_Stated goal_. Pictures should be excluded; otherwise, copy every entry exactly.

_Extracted material_.
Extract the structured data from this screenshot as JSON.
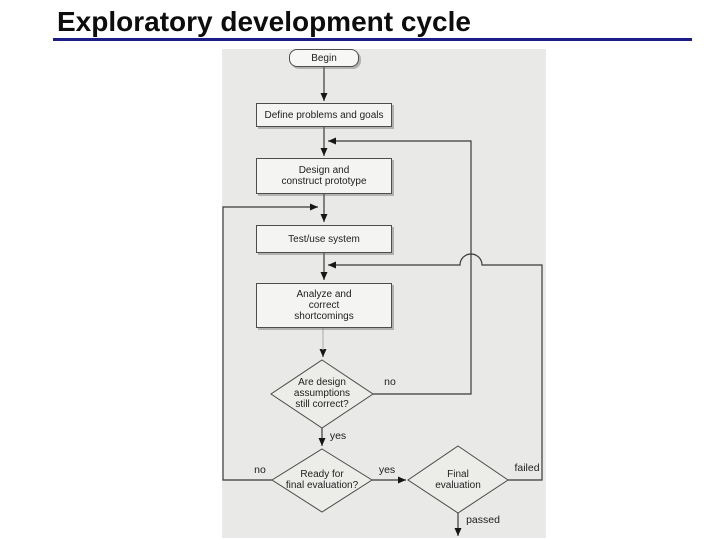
{
  "title": "Exploratory development cycle",
  "colors": {
    "title_text": "#0d0d0d",
    "title_rule": "#1d1d87",
    "panel_bg": "#e9e9e7",
    "line": "#3a3a3a",
    "faint_line": "#b5b5b3"
  },
  "diagram": {
    "nodes": [
      {
        "id": "begin",
        "type": "terminator",
        "label": "Begin"
      },
      {
        "id": "define",
        "type": "process",
        "label": "Define problems and goals"
      },
      {
        "id": "design",
        "type": "process",
        "label": "Design and\nconstruct prototype"
      },
      {
        "id": "test",
        "type": "process",
        "label": "Test/use system"
      },
      {
        "id": "analyze",
        "type": "process",
        "label": "Analyze and\ncorrect\nshortcomings"
      },
      {
        "id": "assumptions-decision",
        "type": "decision",
        "label": "Are design\nassumptions\nstill correct?"
      },
      {
        "id": "ready-decision",
        "type": "decision",
        "label": "Ready for\nfinal evaluation?"
      },
      {
        "id": "final-evaluation",
        "type": "decision",
        "label": "Final\nevaluation"
      }
    ],
    "edge_labels": [
      {
        "id": "assumptions-no",
        "label": "no"
      },
      {
        "id": "assumptions-yes",
        "label": "yes"
      },
      {
        "id": "ready-no",
        "label": "no"
      },
      {
        "id": "ready-yes",
        "label": "yes"
      },
      {
        "id": "evaluation-failed",
        "label": "failed"
      },
      {
        "id": "evaluation-passed",
        "label": "passed"
      }
    ]
  }
}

_Result of this task_.
Extract the structured data from this screenshot as JSON.
{
  "title": "Exploratory development cycle",
  "colors": {
    "title_text": "#0d0d0d",
    "title_rule": "#1d1d87",
    "panel_bg": "#e9e9e7",
    "line": "#3a3a3a",
    "faint_line": "#b5b5b3"
  },
  "diagram": {
    "nodes": [
      {
        "id": "begin",
        "type": "terminator",
        "label": "Begin"
      },
      {
        "id": "define",
        "type": "process",
        "label": "Define problems and goals"
      },
      {
        "id": "design",
        "type": "process",
        "label": "Design and\nconstruct prototype"
      },
      {
        "id": "test",
        "type": "process",
        "label": "Test/use system"
      },
      {
        "id": "analyze",
        "type": "process",
        "label": "Analyze and\ncorrect\nshortcomings"
      },
      {
        "id": "assumptions-decision",
        "type": "decision",
        "label": "Are design\nassumptions\nstill correct?"
      },
      {
        "id": "ready-decision",
        "type": "decision",
        "label": "Ready for\nfinal evaluation?"
      },
      {
        "id": "final-evaluation",
        "type": "decision",
        "label": "Final\nevaluation"
      }
    ],
    "edge_labels": [
      {
        "id": "assumptions-no",
        "label": "no"
      },
      {
        "id": "assumptions-yes",
        "label": "yes"
      },
      {
        "id": "ready-no",
        "label": "no"
      },
      {
        "id": "ready-yes",
        "label": "yes"
      },
      {
        "id": "evaluation-failed",
        "label": "failed"
      },
      {
        "id": "evaluation-passed",
        "label": "passed"
      }
    ]
  }
}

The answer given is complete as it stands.